Pictures in the data below are not part of the copy; transcribe everything else exactly.

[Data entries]

=-=-=

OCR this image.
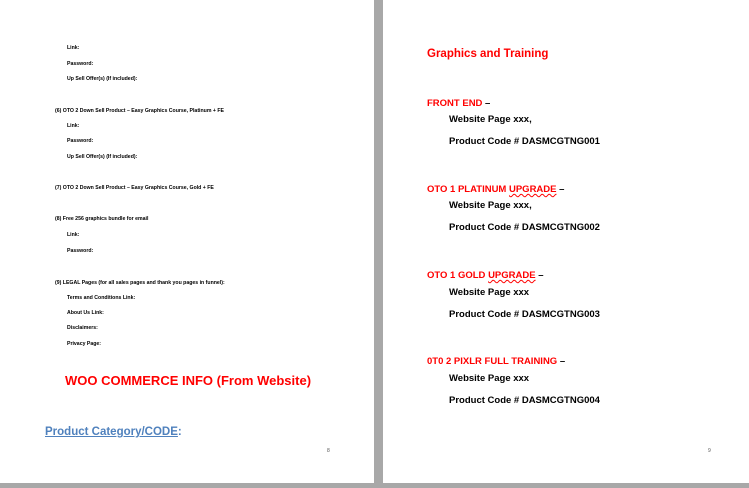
Link:
Password:
Up Sell Offer(s) (If included):
(6) OTO 2 Down Sell Product – Easy Graphics Course, Platinum + FE
Link:
Password:
Up Sell Offer(s) (If included):
(7) OTO 2 Down Sell Product – Easy Graphics Course, Gold + FE
(8) Free 256 graphics bundle for email
Link:
Password:
(9) LEGAL Pages (for all sales pages and thank you pages in funnel):
Terms and Conditions Link:
About Us Link:
Disclaimers:
Privacy Page:
WOO COMMERCE INFO (From Website)
Product Category/CODE:
8
Graphics and Training
FRONT END –
Website Page xxx,
Product Code # DASMCGTNG001
OTO 1 PLATINUM UPGRADE –
Website Page xxx,
Product Code # DASMCGTNG002
OTO 1 GOLD UPGRADE –
Website Page xxx
Product Code # DASMCGTNG003
0T0 2 PIXLR FULL TRAINING –
Website Page xxx
Product Code # DASMCGTNG004
9
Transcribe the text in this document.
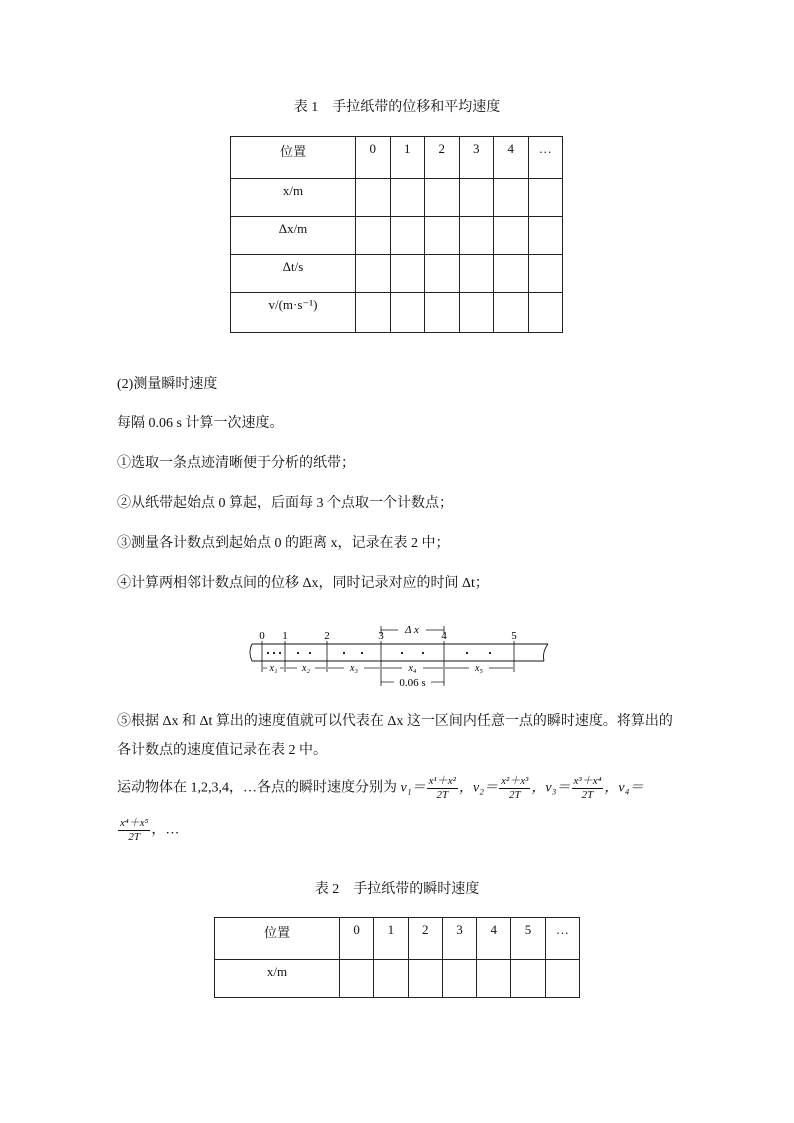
表 1　手拉纸带的位移和平均速度
位置	0	1	2	3	4	…
x/m						
Δx/m						
Δt/s						
v/(m·s⁻¹)						
(2)测量瞬时速度
每隔 0.06 s 计算一次速度。
①选取一条点迹清晰便于分析的纸带；
②从纸带起始点 0 算起，后面每 3 个点取一个计数点；
③测量各计数点到起始点 0 的距离 x，记录在表 2 中；
④计算两相邻计数点间的位移 Δx，同时记录对应的时间 Δt；
Δ x
0 1	2	3	4	5
x₁ x₂	x₃	x₄	x₅
0.06 s
⑤根据 Δx 和 Δt 算出的速度值就可以代表在 Δx 这一区间内任意一点的瞬时速度。将算出的
各计数点的速度值记录在表 2 中。
运动物体在 1,2,3,4，…各点的瞬时速度分别为 $v_1= \frac{\text{x¹＋x²}}{2T}$ ，$v_2= \frac{\text{x²＋x³}}{2T}$ ，$v_3= \frac{\text{x³＋x⁴}}{2T}$ ，v₄＝
$\frac{\text{x⁴＋x⁵}}{2T}$ ，…
表 2　手拉纸带的瞬时速度
位置	0	1	2	3	4	5	…
x/m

=-=-=

▶ _Exercise result_
OCR this image.
Link:
Password:
Up Sell Offer(s) (If included):
(6) OTO 2 Down Sell Product – Easy Graphics Course, Platinum + FE
Link:
Password:
Up Sell Offer(s) (If included):
(7) OTO 2 Down Sell Product – Easy Graphics Course, Gold + FE
(8) Free 256 graphics bundle for email
Link:
Password:
(9) LEGAL Pages (for all sales pages and thank you pages in funnel):
Terms and Conditions Link:
About Us Link:
Disclaimers:
Privacy Page:
WOO COMMERCE INFO (From Website)
Product Category/CODE:
8
Graphics and Training
FRONT END –
Website Page xxx,
Product Code # DASMCGTNG001
OTO 1 PLATINUM UPGRADE –
Website Page xxx,
Product Code # DASMCGTNG002
OTO 1 GOLD UPGRADE –
Website Page xxx
Product Code # DASMCGTNG003
0T0 2 PIXLR FULL TRAINING –
Website Page xxx
Product Code # DASMCGTNG004
9
Transcribe the text in this document.
表 1　手拉纸带的位移和平均速度
位置	0	1	2	3	4	…
x/m						
Δx/m						
Δt/s						
v/(m·s⁻¹)						
(2)测量瞬时速度
每隔 0.06 s 计算一次速度。
①选取一条点迹清晰便于分析的纸带；
②从纸带起始点 0 算起，后面每 3 个点取一个计数点；
③测量各计数点到起始点 0 的距离 x，记录在表 2 中；
④计算两相邻计数点间的位移 Δx，同时记录对应的时间 Δt；
Δ x
0 1	2	3	4	5
x₁ x₂	x₃	x₄	x₅
0.06 s
⑤根据 Δx 和 Δt 算出的速度值就可以代表在 Δx 这一区间内任意一点的瞬时速度。将算出的
各计数点的速度值记录在表 2 中。
运动物体在 1,2,3,4，…各点的瞬时速度分别为 $v_1= \frac{\text{x¹＋x²}}{2T}$ ，$v_2= \frac{\text{x²＋x³}}{2T}$ ，$v_3= \frac{\text{x³＋x⁴}}{2T}$ ，v₄＝
$\frac{\text{x⁴＋x⁵}}{2T}$ ，…
表 2　手拉纸带的瞬时速度
位置	0	1	2	3	4	5	…
x/m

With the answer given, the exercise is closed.